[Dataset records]
[Start]

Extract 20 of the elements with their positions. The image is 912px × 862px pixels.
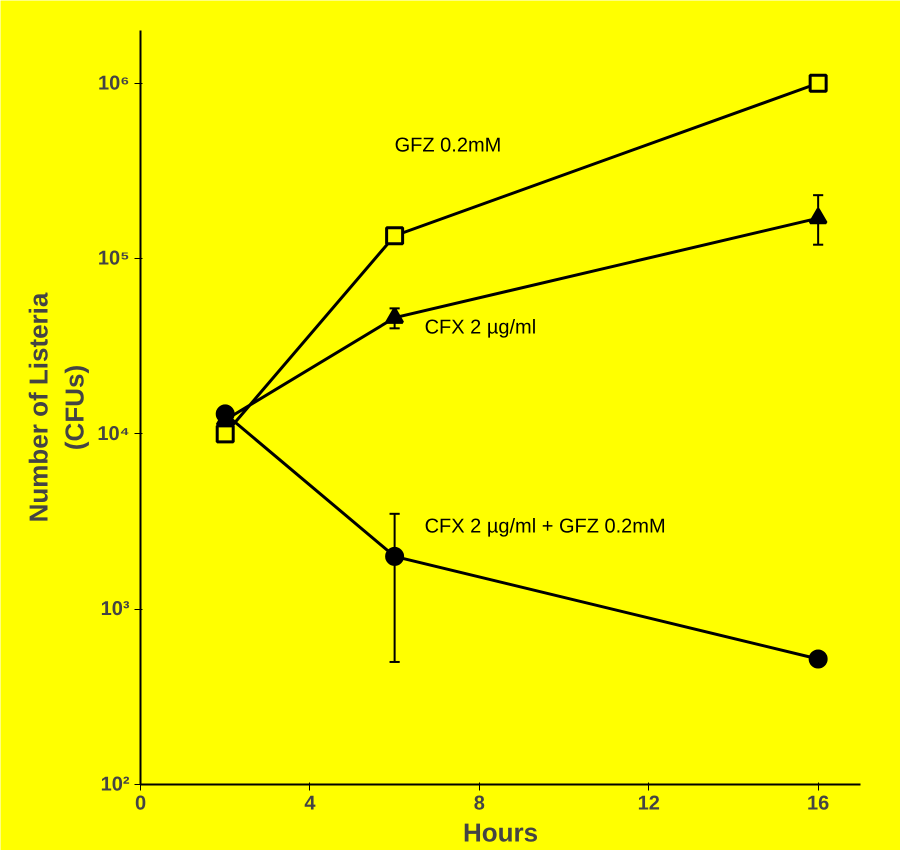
y-tick-label: 10² (100, 774, 130, 796)
point (808, 74, 828, 93)
x-tick-label: 8 (474, 792, 485, 814)
x-axis-title: Hours (462, 818, 538, 848)
y-axis-title: Number of Listeria (CFUs) (23, 292, 90, 522)
series-label: CFX 2 µg/ml (424, 316, 536, 339)
y-tick-label: 10³ (100, 598, 130, 620)
point (216, 424, 235, 444)
point (385, 226, 404, 246)
x-tick-label: 4 (304, 792, 316, 814)
series-label: GFZ 0.2mM (394, 134, 502, 157)
x-tick-label: 16 (807, 792, 830, 814)
y-tick-label: 10⁵ (98, 248, 130, 270)
y-tick-label: 10⁶ (98, 72, 130, 94)
x-tick-label: 0 (134, 792, 146, 814)
point (385, 546, 404, 566)
y-tick-label: 10⁴ (97, 422, 130, 445)
point (808, 649, 828, 668)
series-label: CFX 2 µg/ml + GFZ 0.2mM (424, 515, 666, 538)
x-tick-label: 12 (638, 792, 660, 814)
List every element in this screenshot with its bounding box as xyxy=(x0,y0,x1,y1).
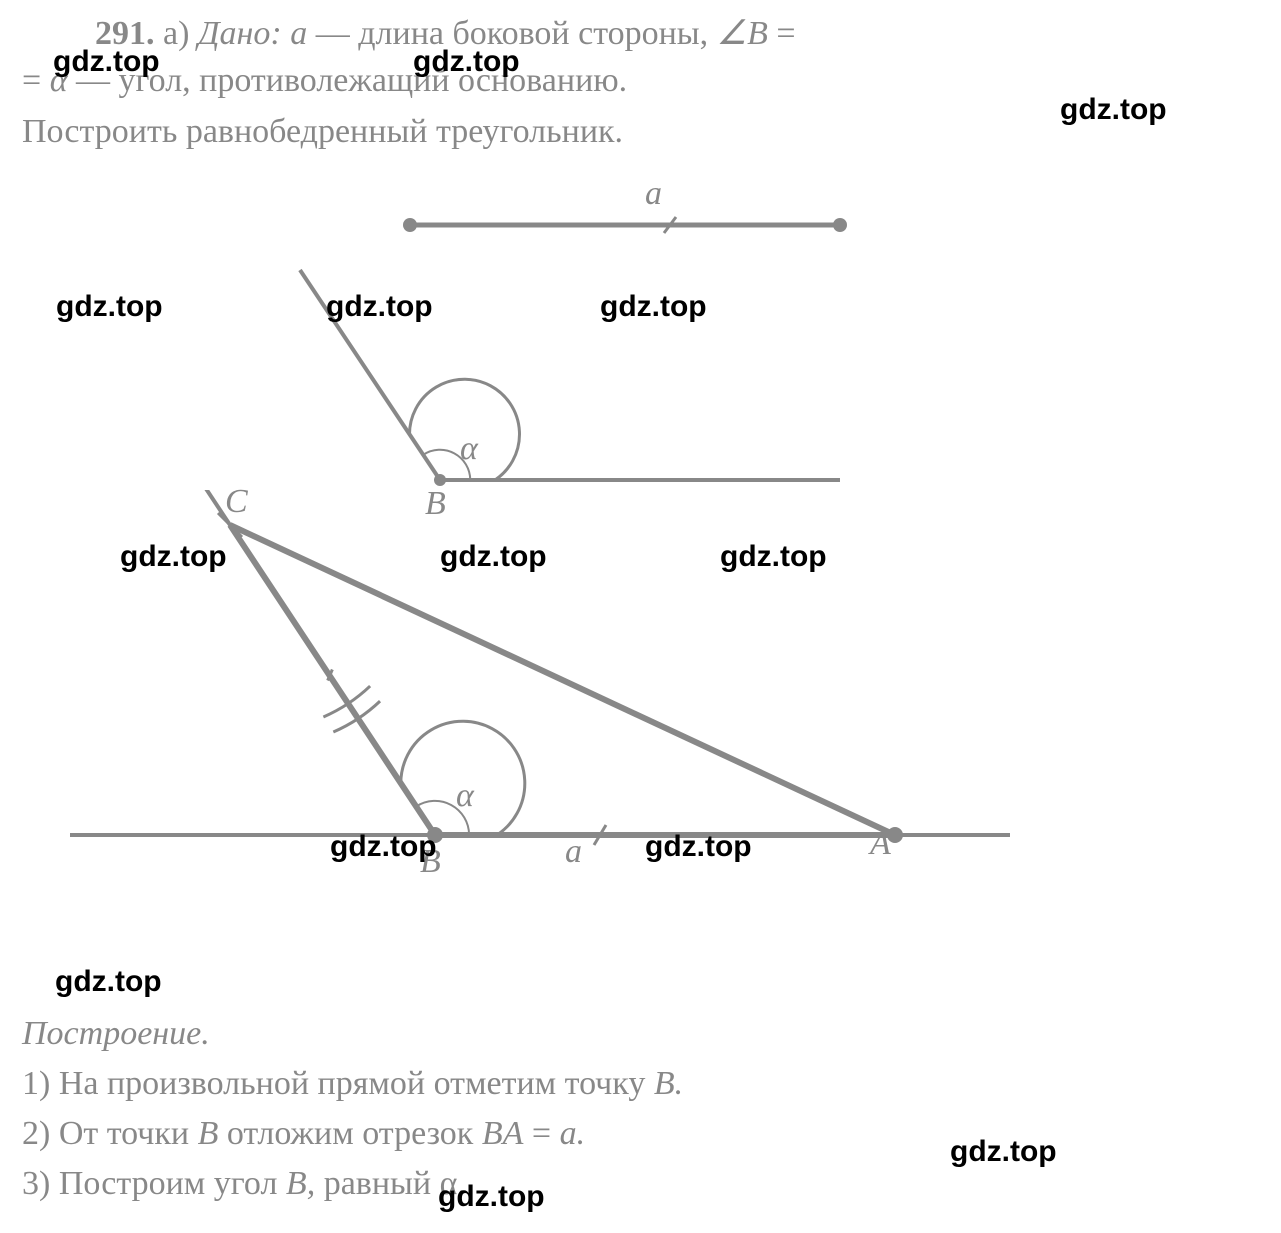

[End]

Copy out the records above with "bounding box" swapped for "enclosing box" and nothing else altered. Leave out the pictures.

Reply ::
Extract 20 of the elements with their positions. The image is 912px × 862px pixels.
y-tick-label: 10² (100, 774, 130, 796)
point (808, 74, 828, 93)
x-tick-label: 8 (474, 792, 485, 814)
x-axis-title: Hours (462, 818, 538, 848)
y-axis-title: Number of Listeria (CFUs) (23, 292, 90, 522)
series-label: CFX 2 µg/ml (424, 316, 536, 339)
y-tick-label: 10³ (100, 598, 130, 620)
point (216, 424, 235, 444)
point (385, 226, 404, 246)
x-tick-label: 4 (304, 792, 316, 814)
series-label: GFZ 0.2mM (394, 134, 502, 157)
x-tick-label: 16 (807, 792, 830, 814)
y-tick-label: 10⁵ (98, 248, 130, 270)
y-tick-label: 10⁶ (98, 72, 130, 94)
x-tick-label: 0 (134, 792, 146, 814)
point (385, 546, 404, 566)
y-tick-label: 10⁴ (97, 422, 130, 445)
point (808, 649, 828, 668)
series-label: CFX 2 µg/ml + GFZ 0.2mM (424, 515, 666, 538)
x-tick-label: 12 (638, 792, 660, 814)
List every element in this screenshot with its enclosing box as xyxy=(x0,y0,x1,y1).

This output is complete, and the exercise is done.